## Exercise task
Put this sentence from the Amalgam Comics text below into Spanish: "Bullets and Bracelets #1 was written by John Ostrander and illustrated by Gary Frank."

## Selected text
══════════
Super-Soldier also appeared in JLX #1 as the leader of the JLA, and returned in two other titles in the 1997 Amalgam Comics event titled Super-Soldier: Man of War #1 and JLX Unleashed #1 (the latter again as the leader of the JLA).

==April 1996 – Marvel Comics==
===Bruce Wayne: Agent of S.H.I.E.L.D. #1===
Bruce Wayne: Agent of S.H.I.E.L.D. #1 was written by Chuck Dixon with art by Cary Nord and Mark Pennington. The character featured here returned in another title in the 1997 Amalgam Comics event titled JLX Unleashed #1.

===Bullets and Bracelets #1===
Bullets and Bracelets #1 was written by John Ostrander and illustrated by Gary Frank.

===Magneto and the Magnetic Men #1===
Magneto and the Magnetic Men #1 was written by Gerard Jones with art by Jeff Matsuda and Art Thibert. The team featured here returned in another title in the 1997 Amalgam Comics event titled The Magnetic Men featuring Magneto #1.

===Speed Demon #1===
Speed Demon #1 was written by Howard Mackie and James Felder with art by Salvador Larroca and Al Milgrom.

===Spider-Boy #1===
Spider-Boy #1 was written by Karl Kesel with art by Mike Wieringo and Gary Martin. Spider-Boy, the titular character, is a clone whose gravity powers enable him to mimic the wall-crawling abilities of a spider. The character featured here returned in another title in the 1997 Amalgam Comics event titled Spider-Boy Team-Up #1. Spider-Boy is an amalgamation of the characters Spider-Man and Superboy.

===X-Patrol #1===
The team featured here returned in another title in the 1997 Amalgam Comics event titled The Exciting X-Patrol #1.

==June 1997 – DC Comics==
===Bat-Thing #1===
Bat-Thing #1 was written by Larry Hama with art by Rodolfo Damaggio and Bill Sienkiewicz. The Bat-Thing attacked people in the streets of New Gotham City, and Detective Clark Bullock tried to protect the Bat-Thing's wife and daughter from the monster.

===Dark Claw Adventures #1===
Dark Claw Adventures #1 was written illustrated by Ty Templeton and Rick Burchett. This "animated series" version of the Dark Claw comic used an art style that mirrored Batman: The Animated Series and was similar to the comic book The Batman Adventures. Lady Talia pursued the Dark Claw to avenge the death of her father, Ra's a-Pocalypse.
══════════
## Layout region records
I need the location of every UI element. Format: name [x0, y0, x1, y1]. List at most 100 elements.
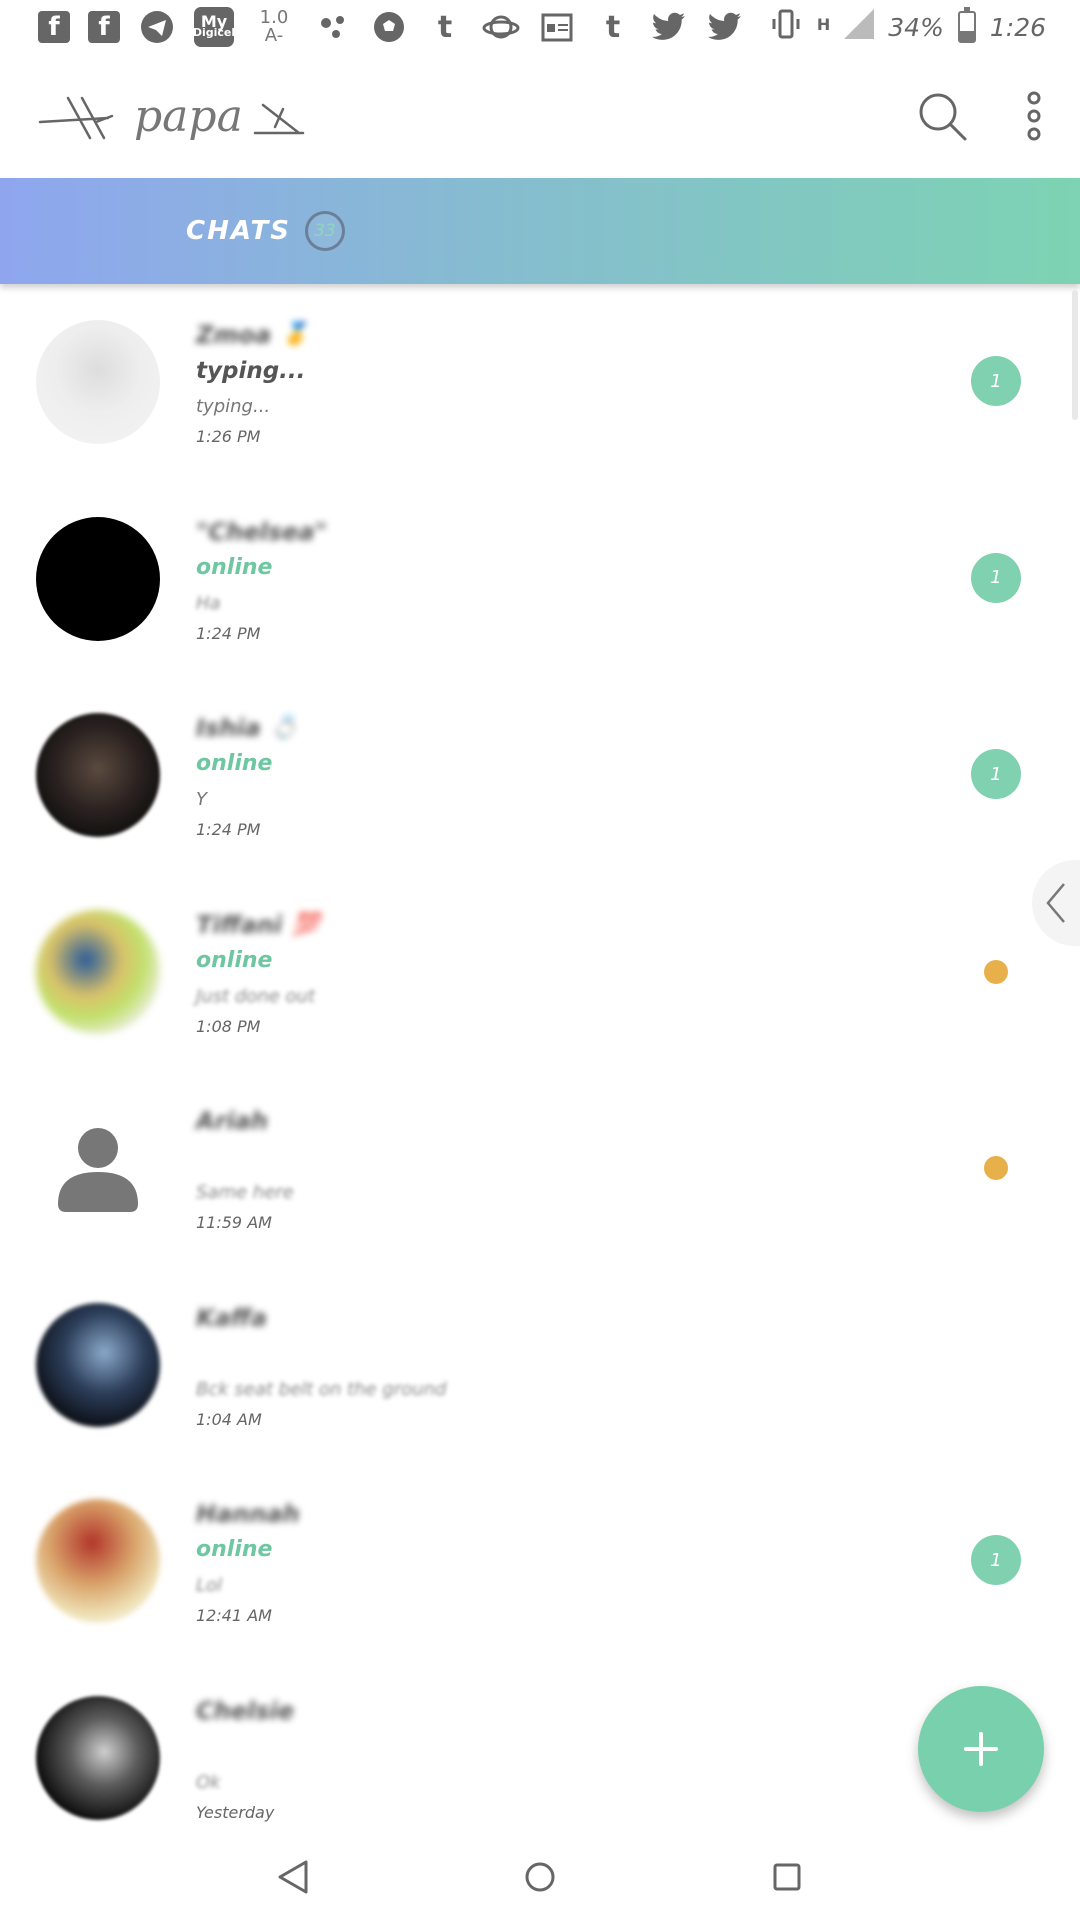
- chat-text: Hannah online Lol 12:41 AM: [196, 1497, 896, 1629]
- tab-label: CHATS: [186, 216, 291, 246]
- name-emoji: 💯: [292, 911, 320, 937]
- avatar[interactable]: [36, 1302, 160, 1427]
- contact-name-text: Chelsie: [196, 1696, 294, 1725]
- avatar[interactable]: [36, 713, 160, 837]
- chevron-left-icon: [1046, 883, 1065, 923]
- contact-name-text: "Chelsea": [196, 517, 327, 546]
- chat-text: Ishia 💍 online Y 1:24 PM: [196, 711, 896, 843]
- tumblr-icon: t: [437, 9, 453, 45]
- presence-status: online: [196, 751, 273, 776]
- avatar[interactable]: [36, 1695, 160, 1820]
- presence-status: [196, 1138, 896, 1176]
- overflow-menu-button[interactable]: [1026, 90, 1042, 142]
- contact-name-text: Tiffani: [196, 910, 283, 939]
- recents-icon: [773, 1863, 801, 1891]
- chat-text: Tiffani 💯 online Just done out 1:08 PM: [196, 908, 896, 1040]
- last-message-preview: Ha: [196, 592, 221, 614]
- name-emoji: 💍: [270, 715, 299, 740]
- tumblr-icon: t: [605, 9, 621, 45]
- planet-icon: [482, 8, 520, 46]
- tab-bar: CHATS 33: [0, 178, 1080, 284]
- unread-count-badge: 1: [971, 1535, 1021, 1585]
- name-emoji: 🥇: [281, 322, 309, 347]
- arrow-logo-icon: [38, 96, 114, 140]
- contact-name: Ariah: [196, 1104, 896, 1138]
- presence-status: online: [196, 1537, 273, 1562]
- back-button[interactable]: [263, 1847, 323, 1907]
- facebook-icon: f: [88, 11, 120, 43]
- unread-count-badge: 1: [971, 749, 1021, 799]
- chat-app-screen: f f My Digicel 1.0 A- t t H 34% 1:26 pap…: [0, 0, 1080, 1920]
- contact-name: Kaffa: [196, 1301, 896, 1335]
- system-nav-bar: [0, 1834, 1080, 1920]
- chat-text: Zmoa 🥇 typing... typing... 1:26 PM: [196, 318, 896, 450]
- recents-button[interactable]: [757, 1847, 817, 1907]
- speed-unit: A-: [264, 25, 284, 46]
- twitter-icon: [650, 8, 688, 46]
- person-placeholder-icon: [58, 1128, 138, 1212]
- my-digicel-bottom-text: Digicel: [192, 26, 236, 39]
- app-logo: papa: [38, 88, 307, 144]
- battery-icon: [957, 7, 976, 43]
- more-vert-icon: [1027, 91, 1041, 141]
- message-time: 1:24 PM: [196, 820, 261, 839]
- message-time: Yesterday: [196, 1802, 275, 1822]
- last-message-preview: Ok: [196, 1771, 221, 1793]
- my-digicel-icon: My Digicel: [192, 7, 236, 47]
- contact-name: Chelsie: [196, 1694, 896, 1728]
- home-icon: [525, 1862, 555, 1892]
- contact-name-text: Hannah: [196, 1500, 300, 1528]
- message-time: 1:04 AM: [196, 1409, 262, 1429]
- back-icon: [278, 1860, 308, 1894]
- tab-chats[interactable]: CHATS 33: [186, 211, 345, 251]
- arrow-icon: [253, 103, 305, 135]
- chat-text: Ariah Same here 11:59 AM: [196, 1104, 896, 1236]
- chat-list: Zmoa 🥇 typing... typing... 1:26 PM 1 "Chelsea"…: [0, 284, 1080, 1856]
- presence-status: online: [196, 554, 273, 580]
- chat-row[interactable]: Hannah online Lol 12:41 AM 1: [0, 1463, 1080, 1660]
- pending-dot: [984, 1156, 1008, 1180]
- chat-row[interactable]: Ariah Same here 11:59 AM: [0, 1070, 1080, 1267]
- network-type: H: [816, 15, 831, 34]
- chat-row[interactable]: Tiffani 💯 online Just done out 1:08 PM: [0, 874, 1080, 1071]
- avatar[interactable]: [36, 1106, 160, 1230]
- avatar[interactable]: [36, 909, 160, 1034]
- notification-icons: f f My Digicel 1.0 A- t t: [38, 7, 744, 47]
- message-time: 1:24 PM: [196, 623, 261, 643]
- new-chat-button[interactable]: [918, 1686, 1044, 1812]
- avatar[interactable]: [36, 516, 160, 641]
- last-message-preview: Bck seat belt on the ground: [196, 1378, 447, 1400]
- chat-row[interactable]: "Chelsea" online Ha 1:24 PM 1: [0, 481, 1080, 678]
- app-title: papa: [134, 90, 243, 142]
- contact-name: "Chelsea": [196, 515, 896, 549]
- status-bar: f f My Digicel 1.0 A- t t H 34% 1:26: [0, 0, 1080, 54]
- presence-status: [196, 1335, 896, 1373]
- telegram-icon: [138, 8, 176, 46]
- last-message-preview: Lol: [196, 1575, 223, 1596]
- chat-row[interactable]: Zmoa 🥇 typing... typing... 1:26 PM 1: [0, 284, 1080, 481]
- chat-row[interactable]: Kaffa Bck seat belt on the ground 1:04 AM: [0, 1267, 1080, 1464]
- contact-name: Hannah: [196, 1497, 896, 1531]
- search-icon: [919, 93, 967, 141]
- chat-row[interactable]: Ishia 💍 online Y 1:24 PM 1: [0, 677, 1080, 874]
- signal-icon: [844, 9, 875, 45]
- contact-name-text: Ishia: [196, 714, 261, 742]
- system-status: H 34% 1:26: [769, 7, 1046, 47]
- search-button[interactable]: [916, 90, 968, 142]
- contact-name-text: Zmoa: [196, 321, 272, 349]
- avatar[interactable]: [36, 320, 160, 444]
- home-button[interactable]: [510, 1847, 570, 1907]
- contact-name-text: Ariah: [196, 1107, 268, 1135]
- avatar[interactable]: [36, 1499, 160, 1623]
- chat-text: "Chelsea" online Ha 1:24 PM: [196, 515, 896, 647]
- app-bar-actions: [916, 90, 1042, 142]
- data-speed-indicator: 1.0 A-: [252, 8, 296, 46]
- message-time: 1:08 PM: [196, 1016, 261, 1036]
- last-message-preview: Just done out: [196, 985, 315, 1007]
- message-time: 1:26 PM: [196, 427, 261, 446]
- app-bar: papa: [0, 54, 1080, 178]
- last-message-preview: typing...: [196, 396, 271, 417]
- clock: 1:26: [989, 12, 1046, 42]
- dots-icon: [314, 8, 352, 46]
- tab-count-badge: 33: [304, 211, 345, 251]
══════════
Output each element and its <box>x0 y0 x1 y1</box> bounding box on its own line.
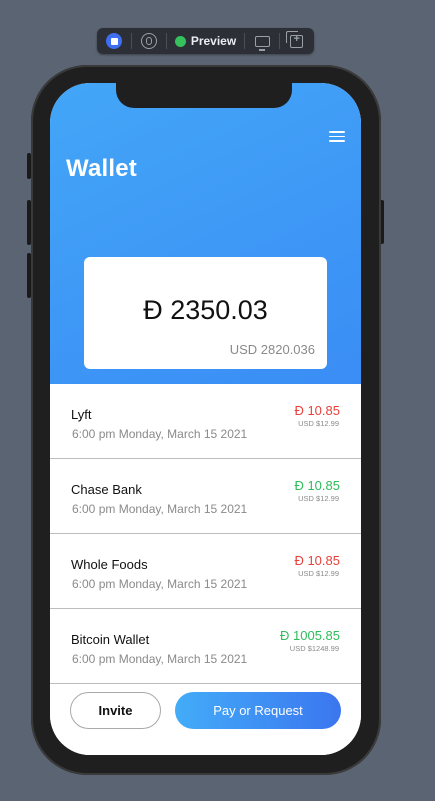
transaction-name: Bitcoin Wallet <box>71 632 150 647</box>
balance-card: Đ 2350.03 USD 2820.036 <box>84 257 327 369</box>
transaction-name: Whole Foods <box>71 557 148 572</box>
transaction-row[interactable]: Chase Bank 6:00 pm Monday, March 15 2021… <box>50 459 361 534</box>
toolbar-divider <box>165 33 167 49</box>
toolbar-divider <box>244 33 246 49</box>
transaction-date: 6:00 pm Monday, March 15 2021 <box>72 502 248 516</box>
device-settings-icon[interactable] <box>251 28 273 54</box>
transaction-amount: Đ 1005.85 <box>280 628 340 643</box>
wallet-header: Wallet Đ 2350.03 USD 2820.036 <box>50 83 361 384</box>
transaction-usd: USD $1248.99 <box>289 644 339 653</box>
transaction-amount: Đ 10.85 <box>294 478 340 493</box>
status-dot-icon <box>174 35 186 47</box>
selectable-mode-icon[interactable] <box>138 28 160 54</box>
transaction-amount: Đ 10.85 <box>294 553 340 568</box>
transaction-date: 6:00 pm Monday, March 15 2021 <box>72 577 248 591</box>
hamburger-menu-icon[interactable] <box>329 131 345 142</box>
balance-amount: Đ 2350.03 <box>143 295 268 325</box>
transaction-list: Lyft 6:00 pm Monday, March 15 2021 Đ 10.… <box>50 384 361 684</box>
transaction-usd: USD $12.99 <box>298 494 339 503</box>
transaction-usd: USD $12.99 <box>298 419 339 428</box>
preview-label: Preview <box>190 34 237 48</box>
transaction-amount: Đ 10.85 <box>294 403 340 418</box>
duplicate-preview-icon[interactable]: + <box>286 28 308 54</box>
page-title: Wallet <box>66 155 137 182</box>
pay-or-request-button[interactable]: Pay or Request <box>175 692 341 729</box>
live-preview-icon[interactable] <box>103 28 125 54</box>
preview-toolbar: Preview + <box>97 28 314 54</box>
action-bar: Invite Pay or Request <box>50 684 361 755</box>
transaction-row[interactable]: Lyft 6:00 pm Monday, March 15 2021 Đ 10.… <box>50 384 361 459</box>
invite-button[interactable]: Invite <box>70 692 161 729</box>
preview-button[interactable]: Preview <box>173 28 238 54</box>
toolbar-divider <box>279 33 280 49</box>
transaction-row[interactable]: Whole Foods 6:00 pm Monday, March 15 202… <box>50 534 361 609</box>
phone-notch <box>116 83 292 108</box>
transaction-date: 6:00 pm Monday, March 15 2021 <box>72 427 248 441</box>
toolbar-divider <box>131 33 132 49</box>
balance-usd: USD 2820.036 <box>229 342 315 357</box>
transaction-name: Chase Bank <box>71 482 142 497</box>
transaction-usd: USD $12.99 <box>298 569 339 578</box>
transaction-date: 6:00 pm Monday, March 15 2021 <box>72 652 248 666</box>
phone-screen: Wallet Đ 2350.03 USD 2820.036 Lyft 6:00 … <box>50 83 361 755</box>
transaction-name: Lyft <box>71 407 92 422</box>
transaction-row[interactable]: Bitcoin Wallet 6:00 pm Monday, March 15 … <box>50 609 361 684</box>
══════════
## Output of the task
Bullets and Bracelets #1 fue escrito por John Ostrander e ilustrado por Gary Frank.